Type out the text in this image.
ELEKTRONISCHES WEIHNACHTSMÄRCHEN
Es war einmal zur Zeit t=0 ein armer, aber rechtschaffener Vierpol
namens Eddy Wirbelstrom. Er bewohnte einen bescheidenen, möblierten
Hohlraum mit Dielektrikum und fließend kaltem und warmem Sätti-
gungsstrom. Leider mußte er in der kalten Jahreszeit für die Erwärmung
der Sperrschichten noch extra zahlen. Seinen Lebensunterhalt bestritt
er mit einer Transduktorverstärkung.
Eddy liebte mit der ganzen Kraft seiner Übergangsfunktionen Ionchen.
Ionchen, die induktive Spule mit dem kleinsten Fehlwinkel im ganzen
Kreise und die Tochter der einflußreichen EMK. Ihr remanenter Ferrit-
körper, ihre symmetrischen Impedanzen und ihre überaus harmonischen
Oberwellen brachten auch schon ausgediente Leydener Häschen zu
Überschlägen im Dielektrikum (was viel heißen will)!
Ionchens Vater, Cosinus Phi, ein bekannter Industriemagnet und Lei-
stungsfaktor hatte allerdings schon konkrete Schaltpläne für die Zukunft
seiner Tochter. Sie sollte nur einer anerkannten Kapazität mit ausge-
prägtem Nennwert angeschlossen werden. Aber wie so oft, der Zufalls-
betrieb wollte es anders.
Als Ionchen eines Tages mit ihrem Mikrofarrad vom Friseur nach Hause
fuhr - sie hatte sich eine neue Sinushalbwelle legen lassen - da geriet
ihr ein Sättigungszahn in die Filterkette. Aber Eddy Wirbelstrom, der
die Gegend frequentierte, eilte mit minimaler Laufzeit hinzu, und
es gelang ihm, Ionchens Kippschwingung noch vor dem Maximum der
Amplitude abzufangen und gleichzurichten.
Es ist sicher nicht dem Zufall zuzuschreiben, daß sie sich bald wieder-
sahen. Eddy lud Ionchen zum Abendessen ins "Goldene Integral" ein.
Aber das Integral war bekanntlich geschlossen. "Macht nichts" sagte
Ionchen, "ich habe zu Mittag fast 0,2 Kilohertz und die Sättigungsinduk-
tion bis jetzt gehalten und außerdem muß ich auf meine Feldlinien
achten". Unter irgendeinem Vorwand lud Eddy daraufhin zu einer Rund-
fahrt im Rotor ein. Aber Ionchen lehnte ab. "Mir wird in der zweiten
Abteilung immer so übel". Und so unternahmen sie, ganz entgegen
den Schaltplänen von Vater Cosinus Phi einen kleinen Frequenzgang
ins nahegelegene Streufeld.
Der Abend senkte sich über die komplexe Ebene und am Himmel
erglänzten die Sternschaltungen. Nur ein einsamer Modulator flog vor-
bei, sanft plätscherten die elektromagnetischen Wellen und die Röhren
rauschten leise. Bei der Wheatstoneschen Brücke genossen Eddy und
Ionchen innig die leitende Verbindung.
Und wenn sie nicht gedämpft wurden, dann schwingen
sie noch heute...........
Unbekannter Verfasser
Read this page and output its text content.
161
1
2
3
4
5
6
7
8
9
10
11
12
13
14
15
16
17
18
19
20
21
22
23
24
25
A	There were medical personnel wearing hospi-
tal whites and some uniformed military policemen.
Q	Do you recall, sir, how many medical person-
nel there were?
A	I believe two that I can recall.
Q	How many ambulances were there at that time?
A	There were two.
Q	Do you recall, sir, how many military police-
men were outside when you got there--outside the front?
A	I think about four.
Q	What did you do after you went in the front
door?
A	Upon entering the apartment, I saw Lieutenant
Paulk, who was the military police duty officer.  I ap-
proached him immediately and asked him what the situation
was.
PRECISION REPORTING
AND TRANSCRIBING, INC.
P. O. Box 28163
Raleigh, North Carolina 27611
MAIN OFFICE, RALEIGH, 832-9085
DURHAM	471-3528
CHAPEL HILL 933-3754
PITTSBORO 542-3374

__What to work on__.
The lines above should be duplicated exactly.

__Reply__.
Type out the text in this image.
ELEKTRONISCHES WEIHNACHTSMÄRCHEN
Es war einmal zur Zeit t=0 ein armer, aber rechtschaffener Vierpol
namens Eddy Wirbelstrom. Er bewohnte einen bescheidenen, möblierten
Hohlraum mit Dielektrikum und fließend kaltem und warmem Sätti-
gungsstrom. Leider mußte er in der kalten Jahreszeit für die Erwärmung
der Sperrschichten noch extra zahlen. Seinen Lebensunterhalt bestritt
er mit einer Transduktorverstärkung.
Eddy liebte mit der ganzen Kraft seiner Übergangsfunktionen Ionchen.
Ionchen, die induktive Spule mit dem kleinsten Fehlwinkel im ganzen
Kreise und die Tochter der einflußreichen EMK. Ihr remanenter Ferrit-
körper, ihre symmetrischen Impedanzen und ihre überaus harmonischen
Oberwellen brachten auch schon ausgediente Leydener Häschen zu
Überschlägen im Dielektrikum (was viel heißen will)!
Ionchens Vater, Cosinus Phi, ein bekannter Industriemagnet und Lei-
stungsfaktor hatte allerdings schon konkrete Schaltpläne für die Zukunft
seiner Tochter. Sie sollte nur einer anerkannten Kapazität mit ausge-
prägtem Nennwert angeschlossen werden. Aber wie so oft, der Zufalls-
betrieb wollte es anders.
Als Ionchen eines Tages mit ihrem Mikrofarrad vom Friseur nach Hause
fuhr - sie hatte sich eine neue Sinushalbwelle legen lassen - da geriet
ihr ein Sättigungszahn in die Filterkette. Aber Eddy Wirbelstrom, der
die Gegend frequentierte, eilte mit minimaler Laufzeit hinzu, und
es gelang ihm, Ionchens Kippschwingung noch vor dem Maximum der
Amplitude abzufangen und gleichzurichten.
Es ist sicher nicht dem Zufall zuzuschreiben, daß sie sich bald wieder-
sahen. Eddy lud Ionchen zum Abendessen ins "Goldene Integral" ein.
Aber das Integral war bekanntlich geschlossen. "Macht nichts" sagte
Ionchen, "ich habe zu Mittag fast 0,2 Kilohertz und die Sättigungsinduk-
tion bis jetzt gehalten und außerdem muß ich auf meine Feldlinien
achten". Unter irgendeinem Vorwand lud Eddy daraufhin zu einer Rund-
fahrt im Rotor ein. Aber Ionchen lehnte ab. "Mir wird in der zweiten
Abteilung immer so übel". Und so unternahmen sie, ganz entgegen
den Schaltplänen von Vater Cosinus Phi einen kleinen Frequenzgang
ins nahegelegene Streufeld.
Der Abend senkte sich über die komplexe Ebene und am Himmel
erglänzten die Sternschaltungen. Nur ein einsamer Modulator flog vor-
bei, sanft plätscherten die elektromagnetischen Wellen und die Röhren
rauschten leise. Bei der Wheatstoneschen Brücke genossen Eddy und
Ionchen innig die leitende Verbindung.
Und wenn sie nicht gedämpft wurden, dann schwingen
sie noch heute...........
Unbekannter Verfasser
Read this page and output its text content.
161
1
2
3
4
5
6
7
8
9
10
11
12
13
14
15
16
17
18
19
20
21
22
23
24
25
A	There were medical personnel wearing hospi-
tal whites and some uniformed military policemen.
Q	Do you recall, sir, how many medical person-
nel there were?
A	I believe two that I can recall.
Q	How many ambulances were there at that time?
A	There were two.
Q	Do you recall, sir, how many military police-
men were outside when you got there--outside the front?
A	I think about four.
Q	What did you do after you went in the front
door?
A	Upon entering the apartment, I saw Lieutenant
Paulk, who was the military police duty officer.  I ap-
proached him immediately and asked him what the situation
was.
PRECISION REPORTING
AND TRANSCRIBING, INC.
P. O. Box 28163
Raleigh, North Carolina 27611
MAIN OFFICE, RALEIGH, 832-9085
DURHAM	471-3528
CHAPEL HILL 933-3754
PITTSBORO 542-3374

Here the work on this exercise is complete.